> Directive: Find the string "marker" in the records. Copy every line it appears in.

> Records for the task:
-- START --
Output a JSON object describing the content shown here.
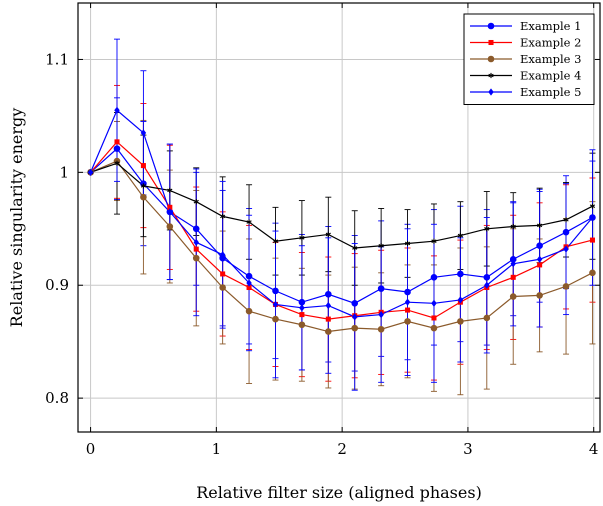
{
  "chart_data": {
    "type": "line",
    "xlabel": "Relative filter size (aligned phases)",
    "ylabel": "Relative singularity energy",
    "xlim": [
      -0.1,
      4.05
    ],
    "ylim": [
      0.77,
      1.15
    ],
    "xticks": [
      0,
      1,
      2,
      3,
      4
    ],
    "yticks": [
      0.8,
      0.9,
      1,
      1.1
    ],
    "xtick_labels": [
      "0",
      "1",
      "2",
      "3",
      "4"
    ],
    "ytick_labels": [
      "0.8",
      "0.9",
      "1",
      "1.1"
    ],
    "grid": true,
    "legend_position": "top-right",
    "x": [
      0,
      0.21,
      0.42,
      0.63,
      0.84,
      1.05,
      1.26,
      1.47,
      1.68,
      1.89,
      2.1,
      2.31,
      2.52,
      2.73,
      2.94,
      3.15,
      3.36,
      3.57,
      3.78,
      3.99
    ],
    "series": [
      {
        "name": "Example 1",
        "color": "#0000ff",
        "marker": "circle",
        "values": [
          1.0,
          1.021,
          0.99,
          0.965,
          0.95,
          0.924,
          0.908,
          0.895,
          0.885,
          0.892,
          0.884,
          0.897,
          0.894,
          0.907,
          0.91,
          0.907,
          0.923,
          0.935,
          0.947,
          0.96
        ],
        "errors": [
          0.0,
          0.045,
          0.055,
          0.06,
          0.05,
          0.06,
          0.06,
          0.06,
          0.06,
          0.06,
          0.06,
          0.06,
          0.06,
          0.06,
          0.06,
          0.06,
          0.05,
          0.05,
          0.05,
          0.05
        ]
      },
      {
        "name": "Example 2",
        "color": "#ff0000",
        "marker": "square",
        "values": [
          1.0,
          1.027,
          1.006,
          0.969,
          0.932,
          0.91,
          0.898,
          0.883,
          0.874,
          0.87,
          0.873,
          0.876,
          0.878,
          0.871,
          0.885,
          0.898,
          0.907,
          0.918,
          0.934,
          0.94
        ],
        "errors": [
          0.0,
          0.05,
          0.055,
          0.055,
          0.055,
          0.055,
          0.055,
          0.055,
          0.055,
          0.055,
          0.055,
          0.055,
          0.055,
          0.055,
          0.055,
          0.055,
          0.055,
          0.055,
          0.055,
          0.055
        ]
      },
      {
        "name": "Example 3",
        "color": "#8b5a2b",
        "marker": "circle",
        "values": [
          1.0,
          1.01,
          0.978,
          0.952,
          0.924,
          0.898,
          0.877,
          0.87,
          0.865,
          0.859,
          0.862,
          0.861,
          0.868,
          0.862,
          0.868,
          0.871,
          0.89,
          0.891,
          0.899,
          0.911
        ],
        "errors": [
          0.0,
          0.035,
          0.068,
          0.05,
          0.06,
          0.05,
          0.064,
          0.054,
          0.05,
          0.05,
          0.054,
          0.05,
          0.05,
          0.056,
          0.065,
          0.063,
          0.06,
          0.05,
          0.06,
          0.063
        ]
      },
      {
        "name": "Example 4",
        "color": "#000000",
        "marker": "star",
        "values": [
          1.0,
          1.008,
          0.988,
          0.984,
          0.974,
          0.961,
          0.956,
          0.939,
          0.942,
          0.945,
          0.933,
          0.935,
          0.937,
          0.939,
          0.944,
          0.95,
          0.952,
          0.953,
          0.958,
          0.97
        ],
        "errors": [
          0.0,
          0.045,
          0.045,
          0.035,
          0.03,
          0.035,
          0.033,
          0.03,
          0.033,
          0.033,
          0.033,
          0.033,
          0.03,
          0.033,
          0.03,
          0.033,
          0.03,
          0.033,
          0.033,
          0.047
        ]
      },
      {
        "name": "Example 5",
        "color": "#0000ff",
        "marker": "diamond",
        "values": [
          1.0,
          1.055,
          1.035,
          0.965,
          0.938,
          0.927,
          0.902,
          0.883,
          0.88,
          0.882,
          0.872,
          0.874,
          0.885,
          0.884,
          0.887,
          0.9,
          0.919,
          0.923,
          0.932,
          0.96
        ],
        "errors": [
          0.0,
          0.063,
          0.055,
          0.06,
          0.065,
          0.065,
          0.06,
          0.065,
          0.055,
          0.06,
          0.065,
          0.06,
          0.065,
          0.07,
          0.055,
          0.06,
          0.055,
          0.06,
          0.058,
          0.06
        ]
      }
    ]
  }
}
-- END --
> Result of this task:
        "marker": "circle",
        "marker": "square",
        "marker": "circle",
        "marker": "star",
        "marker": "diamond",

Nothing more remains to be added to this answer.